▸ **PROBLEM DESCRIPTION**
Copy every entry below word for word, leaving the pictures out of your answer.

-- start of DATASET --

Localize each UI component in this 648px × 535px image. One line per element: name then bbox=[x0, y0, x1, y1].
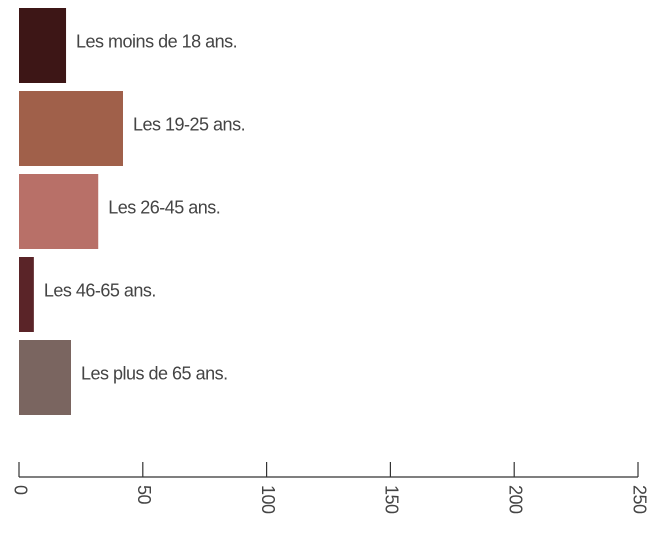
bar bbox=[19, 257, 34, 332]
bar bbox=[19, 8, 67, 83]
bar-label: Les 26-45 ans. bbox=[108, 197, 220, 217]
x-tick-label: 50 bbox=[134, 485, 154, 505]
bar-label: Les 19-25 ans. bbox=[133, 114, 245, 134]
bar-label: Les 46-65 ans. bbox=[44, 280, 156, 300]
bar bbox=[19, 174, 99, 249]
x-tick-label: 200 bbox=[505, 485, 525, 514]
bar bbox=[19, 91, 123, 166]
x-tick-label: 150 bbox=[382, 485, 402, 514]
bar bbox=[19, 340, 71, 415]
bar-label: Les moins de 18 ans. bbox=[76, 31, 237, 51]
x-tick-label: 0 bbox=[10, 485, 30, 495]
bar-label: Les plus de 65 ans. bbox=[81, 363, 228, 383]
x-tick-label: 250 bbox=[629, 485, 648, 514]
x-tick-label: 100 bbox=[258, 485, 278, 514]
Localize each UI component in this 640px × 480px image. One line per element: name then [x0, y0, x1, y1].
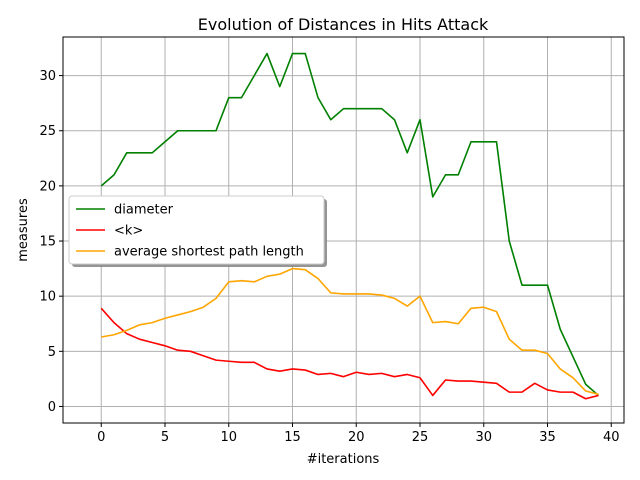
grid [63, 37, 624, 423]
legend-label: average shortest path length [114, 245, 304, 260]
x-tick-label: 0 [97, 430, 105, 445]
series-line-1 [100, 307, 599, 400]
x-tick-label: 30 [475, 430, 492, 445]
series-line-0 [100, 52, 600, 397]
x-tick-label: 15 [284, 430, 301, 445]
series-lines [100, 52, 600, 400]
y-axis-label: measures [16, 198, 31, 262]
x-tick-label: 10 [220, 430, 237, 445]
legend-label: <k> [114, 224, 143, 239]
x-tick-label: 40 [603, 430, 620, 445]
y-tick-label: 15 [39, 235, 56, 250]
legend-box [68, 195, 325, 265]
legend: diameter <k> average shortest path length [68, 195, 327, 267]
plot-frame [62, 36, 625, 424]
series-line-2 [101, 267, 599, 396]
y-tick-label: 0 [48, 400, 56, 415]
y-tick-label: 25 [39, 124, 56, 139]
x-tick-label: 35 [539, 430, 556, 445]
y-tick-label: 30 [39, 69, 56, 84]
y-tick-label: 10 [39, 290, 56, 305]
y-axis-ticks: 0 5 10 15 20 25 30 [39, 69, 63, 415]
x-tick-label: 5 [161, 430, 169, 445]
chart-title: Evolution of Distances in Hits Attack [198, 15, 489, 34]
x-tick-label: 20 [348, 430, 365, 445]
x-axis-ticks: 0 5 10 15 20 25 30 35 40 [97, 423, 620, 445]
y-tick-label: 20 [39, 179, 56, 194]
x-axis-label: #iterations [307, 452, 380, 467]
x-tick-label: 25 [412, 430, 429, 445]
legend-label: diameter [114, 203, 174, 218]
y-tick-label: 5 [48, 345, 56, 360]
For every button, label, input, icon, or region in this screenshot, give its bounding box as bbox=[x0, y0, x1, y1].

-- end of DATASET --

▸ **WRITTEN ANSWER**
Localize each UI component in this 648px × 535px image. One line per element: name then bbox=[x0, y0, x1, y1].
bar bbox=[19, 257, 34, 332]
bar bbox=[19, 8, 67, 83]
bar-label: Les 26-45 ans. bbox=[108, 197, 220, 217]
x-tick-label: 50 bbox=[134, 485, 154, 505]
bar-label: Les 19-25 ans. bbox=[133, 114, 245, 134]
bar-label: Les 46-65 ans. bbox=[44, 280, 156, 300]
bar bbox=[19, 174, 99, 249]
x-tick-label: 200 bbox=[505, 485, 525, 514]
bar bbox=[19, 91, 123, 166]
x-tick-label: 150 bbox=[382, 485, 402, 514]
bar bbox=[19, 340, 71, 415]
bar-label: Les moins de 18 ans. bbox=[76, 31, 237, 51]
x-tick-label: 0 bbox=[10, 485, 30, 495]
bar-label: Les plus de 65 ans. bbox=[81, 363, 228, 383]
x-tick-label: 250 bbox=[629, 485, 648, 514]
x-tick-label: 100 bbox=[258, 485, 278, 514]
Localize each UI component in this 640px × 480px image. One line per element: name then [x0, y0, x1, y1].
grid [63, 37, 624, 423]
legend-label: average shortest path length [114, 245, 304, 260]
x-tick-label: 0 [97, 430, 105, 445]
series-line-1 [100, 307, 599, 400]
x-tick-label: 30 [475, 430, 492, 445]
series-line-0 [100, 52, 600, 397]
x-tick-label: 15 [284, 430, 301, 445]
series-lines [100, 52, 600, 400]
y-axis-label: measures [16, 198, 31, 262]
x-tick-label: 10 [220, 430, 237, 445]
legend-label: <k> [114, 224, 143, 239]
x-tick-label: 40 [603, 430, 620, 445]
y-tick-label: 15 [39, 235, 56, 250]
legend-box [68, 195, 325, 265]
legend: diameter <k> average shortest path length [68, 195, 327, 267]
plot-frame [62, 36, 625, 424]
series-line-2 [101, 267, 599, 396]
y-tick-label: 0 [48, 400, 56, 415]
y-tick-label: 25 [39, 124, 56, 139]
x-tick-label: 35 [539, 430, 556, 445]
y-tick-label: 30 [39, 69, 56, 84]
y-tick-label: 10 [39, 290, 56, 305]
y-axis-ticks: 0 5 10 15 20 25 30 [39, 69, 63, 415]
x-tick-label: 5 [161, 430, 169, 445]
chart-title: Evolution of Distances in Hits Attack [198, 15, 489, 34]
x-tick-label: 20 [348, 430, 365, 445]
x-axis-ticks: 0 5 10 15 20 25 30 35 40 [97, 423, 620, 445]
y-tick-label: 20 [39, 179, 56, 194]
x-axis-label: #iterations [307, 452, 380, 467]
x-tick-label: 25 [412, 430, 429, 445]
legend-label: diameter [114, 203, 174, 218]
y-tick-label: 5 [48, 345, 56, 360]
For every button, label, input, icon, or region in this screenshot, give its bounding box as bbox=[x0, y0, x1, y1].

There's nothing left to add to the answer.